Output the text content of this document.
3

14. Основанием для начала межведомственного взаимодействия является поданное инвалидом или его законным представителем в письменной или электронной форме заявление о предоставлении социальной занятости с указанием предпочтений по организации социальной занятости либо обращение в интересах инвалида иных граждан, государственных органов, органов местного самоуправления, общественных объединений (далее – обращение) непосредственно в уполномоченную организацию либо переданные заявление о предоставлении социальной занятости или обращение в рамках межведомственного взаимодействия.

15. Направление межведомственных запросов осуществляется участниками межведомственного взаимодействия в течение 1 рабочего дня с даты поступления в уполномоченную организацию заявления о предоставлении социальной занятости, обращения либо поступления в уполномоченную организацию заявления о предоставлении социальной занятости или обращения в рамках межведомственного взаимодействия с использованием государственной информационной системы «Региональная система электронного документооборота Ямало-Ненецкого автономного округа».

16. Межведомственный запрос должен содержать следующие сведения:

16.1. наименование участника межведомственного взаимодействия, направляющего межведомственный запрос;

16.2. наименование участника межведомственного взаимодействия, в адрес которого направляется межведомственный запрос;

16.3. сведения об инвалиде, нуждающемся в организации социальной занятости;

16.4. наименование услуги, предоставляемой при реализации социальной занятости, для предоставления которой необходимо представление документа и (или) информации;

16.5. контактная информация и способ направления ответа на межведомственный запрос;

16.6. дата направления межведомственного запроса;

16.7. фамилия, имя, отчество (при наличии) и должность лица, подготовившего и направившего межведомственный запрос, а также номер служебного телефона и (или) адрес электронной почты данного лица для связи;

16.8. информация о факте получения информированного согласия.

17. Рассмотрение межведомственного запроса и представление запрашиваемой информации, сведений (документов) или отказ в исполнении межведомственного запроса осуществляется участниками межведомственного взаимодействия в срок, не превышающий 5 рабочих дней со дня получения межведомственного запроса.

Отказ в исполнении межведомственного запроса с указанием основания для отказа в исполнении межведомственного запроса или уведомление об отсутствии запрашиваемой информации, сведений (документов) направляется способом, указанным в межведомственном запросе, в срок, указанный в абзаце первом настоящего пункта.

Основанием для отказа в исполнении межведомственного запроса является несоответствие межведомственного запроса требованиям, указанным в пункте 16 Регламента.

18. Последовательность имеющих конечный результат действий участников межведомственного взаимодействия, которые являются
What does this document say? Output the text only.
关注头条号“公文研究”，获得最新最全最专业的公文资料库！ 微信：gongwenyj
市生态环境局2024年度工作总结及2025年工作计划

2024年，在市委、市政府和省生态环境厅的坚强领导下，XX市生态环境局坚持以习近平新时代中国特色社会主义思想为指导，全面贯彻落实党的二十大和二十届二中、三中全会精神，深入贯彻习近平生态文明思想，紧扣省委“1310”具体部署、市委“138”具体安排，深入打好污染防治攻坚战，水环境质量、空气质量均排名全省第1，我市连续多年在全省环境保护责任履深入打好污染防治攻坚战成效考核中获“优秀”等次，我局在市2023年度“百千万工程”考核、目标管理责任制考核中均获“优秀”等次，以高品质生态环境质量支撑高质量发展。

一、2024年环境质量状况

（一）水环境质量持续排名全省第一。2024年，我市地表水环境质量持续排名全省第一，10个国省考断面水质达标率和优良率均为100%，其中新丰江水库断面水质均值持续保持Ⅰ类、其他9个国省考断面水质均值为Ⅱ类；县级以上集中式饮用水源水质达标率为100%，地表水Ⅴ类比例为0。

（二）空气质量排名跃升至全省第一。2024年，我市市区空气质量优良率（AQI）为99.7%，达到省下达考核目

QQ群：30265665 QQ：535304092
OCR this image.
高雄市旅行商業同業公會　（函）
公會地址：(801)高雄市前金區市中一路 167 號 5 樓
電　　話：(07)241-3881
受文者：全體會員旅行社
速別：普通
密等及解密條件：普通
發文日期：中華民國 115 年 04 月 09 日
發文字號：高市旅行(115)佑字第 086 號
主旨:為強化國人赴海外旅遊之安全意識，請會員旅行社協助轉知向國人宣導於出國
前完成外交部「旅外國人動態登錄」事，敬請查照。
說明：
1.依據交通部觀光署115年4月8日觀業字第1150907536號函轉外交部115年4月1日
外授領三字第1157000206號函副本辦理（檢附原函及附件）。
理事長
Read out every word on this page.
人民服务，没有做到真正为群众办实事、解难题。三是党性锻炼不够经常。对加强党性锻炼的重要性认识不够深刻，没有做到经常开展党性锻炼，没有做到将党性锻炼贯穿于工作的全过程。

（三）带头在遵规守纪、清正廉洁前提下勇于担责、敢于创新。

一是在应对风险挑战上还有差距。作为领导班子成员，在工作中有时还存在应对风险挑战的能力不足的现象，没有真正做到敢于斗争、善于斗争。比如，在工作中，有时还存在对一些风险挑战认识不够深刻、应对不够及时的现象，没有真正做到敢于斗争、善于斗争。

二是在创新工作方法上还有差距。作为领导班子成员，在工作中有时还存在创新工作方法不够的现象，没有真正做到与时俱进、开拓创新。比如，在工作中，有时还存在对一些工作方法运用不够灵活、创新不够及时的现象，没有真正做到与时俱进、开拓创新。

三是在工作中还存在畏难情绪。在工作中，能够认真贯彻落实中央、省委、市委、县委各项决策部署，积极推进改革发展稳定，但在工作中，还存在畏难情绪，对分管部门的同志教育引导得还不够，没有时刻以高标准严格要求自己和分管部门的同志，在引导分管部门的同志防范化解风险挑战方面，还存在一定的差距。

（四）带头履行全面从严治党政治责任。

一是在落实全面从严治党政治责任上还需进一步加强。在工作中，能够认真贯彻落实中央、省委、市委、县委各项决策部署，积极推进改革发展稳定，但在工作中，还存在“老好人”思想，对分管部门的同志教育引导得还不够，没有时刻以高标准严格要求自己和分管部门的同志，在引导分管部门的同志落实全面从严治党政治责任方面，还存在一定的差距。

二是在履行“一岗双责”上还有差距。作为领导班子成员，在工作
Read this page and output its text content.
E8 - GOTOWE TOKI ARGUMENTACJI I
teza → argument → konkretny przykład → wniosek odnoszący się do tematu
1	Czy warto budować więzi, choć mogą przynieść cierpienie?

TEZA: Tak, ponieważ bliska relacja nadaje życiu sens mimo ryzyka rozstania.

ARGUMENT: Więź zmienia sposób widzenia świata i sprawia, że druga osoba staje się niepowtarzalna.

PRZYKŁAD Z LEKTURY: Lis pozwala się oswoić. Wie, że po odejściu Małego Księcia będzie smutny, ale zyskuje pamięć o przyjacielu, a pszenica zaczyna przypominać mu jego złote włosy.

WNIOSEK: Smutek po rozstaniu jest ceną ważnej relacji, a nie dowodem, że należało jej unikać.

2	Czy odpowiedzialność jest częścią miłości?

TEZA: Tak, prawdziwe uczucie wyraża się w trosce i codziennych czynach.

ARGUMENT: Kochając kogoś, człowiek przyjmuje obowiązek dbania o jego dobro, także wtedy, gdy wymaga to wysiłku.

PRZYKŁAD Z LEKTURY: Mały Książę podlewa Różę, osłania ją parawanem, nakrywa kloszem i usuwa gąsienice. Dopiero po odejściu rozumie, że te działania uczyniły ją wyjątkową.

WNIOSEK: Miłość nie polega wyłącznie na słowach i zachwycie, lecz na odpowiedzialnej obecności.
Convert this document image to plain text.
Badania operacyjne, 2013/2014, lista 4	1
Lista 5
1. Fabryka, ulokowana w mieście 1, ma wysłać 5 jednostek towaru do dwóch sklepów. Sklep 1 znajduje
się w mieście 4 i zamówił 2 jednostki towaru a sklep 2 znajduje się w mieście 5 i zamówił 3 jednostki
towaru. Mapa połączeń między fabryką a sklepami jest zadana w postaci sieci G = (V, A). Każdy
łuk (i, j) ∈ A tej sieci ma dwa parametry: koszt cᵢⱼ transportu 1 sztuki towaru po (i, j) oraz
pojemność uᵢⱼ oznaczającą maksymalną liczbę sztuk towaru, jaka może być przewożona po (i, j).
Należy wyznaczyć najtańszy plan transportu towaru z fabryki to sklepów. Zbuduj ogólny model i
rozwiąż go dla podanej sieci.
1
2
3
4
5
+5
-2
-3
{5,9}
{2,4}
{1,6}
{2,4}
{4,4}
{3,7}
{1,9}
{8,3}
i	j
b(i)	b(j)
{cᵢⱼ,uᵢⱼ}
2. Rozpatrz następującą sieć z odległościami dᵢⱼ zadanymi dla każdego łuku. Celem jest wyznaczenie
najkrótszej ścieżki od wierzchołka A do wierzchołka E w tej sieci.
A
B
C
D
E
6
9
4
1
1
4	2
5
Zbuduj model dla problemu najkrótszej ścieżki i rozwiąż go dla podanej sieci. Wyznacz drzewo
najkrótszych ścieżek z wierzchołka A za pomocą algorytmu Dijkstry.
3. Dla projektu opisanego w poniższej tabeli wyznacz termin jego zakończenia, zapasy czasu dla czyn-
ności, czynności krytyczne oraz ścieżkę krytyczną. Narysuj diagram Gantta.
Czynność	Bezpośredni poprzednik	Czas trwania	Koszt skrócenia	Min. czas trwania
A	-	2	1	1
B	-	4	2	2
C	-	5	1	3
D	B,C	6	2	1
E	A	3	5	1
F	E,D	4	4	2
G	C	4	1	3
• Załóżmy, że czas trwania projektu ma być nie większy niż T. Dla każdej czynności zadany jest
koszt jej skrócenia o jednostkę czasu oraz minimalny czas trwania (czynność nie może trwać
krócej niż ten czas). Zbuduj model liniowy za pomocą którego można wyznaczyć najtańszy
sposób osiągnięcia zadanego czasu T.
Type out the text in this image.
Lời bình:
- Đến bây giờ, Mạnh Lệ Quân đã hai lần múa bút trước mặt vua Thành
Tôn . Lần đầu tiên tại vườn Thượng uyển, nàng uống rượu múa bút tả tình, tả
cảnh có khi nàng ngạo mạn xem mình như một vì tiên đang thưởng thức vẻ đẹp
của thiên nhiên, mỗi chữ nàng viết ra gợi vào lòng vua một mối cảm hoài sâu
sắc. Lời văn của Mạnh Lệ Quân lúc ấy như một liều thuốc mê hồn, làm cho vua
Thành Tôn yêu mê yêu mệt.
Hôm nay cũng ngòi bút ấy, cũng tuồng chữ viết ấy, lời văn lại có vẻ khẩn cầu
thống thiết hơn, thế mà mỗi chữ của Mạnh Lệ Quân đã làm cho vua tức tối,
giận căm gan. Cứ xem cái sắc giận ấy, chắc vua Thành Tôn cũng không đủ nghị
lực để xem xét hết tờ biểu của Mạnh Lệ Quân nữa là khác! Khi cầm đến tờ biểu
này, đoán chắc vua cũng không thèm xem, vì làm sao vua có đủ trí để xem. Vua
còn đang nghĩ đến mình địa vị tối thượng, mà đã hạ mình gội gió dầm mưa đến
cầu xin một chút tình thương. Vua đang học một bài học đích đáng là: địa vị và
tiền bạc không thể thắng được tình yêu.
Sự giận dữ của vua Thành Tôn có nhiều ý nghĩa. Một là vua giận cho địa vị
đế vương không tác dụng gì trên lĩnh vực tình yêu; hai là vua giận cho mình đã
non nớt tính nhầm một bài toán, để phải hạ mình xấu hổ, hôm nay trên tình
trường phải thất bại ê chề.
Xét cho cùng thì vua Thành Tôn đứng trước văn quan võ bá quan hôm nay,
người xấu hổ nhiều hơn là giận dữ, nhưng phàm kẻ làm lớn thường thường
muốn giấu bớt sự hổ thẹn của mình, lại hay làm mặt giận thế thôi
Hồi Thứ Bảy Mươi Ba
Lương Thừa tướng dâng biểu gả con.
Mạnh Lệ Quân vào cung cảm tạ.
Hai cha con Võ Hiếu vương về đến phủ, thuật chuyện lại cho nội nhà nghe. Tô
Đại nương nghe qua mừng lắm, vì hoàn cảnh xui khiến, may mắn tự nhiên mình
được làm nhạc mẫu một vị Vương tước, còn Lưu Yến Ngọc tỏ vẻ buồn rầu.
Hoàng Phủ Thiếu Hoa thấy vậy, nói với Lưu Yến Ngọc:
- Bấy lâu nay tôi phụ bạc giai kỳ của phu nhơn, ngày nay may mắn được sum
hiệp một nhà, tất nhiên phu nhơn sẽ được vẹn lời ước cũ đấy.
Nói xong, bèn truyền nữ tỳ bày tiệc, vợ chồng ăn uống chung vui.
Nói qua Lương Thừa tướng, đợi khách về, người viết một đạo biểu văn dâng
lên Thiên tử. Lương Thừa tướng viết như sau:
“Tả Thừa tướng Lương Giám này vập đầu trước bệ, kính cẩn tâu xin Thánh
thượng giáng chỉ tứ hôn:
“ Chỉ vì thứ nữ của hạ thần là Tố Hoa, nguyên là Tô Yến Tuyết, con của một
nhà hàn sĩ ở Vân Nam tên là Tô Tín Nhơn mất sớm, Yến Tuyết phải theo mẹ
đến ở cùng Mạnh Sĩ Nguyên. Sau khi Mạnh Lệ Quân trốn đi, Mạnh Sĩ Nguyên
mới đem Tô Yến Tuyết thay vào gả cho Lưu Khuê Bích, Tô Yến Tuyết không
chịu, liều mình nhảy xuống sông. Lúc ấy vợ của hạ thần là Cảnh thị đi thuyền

Task prompt: Write down only the number of lines that contain the string "towaru" in the listing.

Expected answer: 6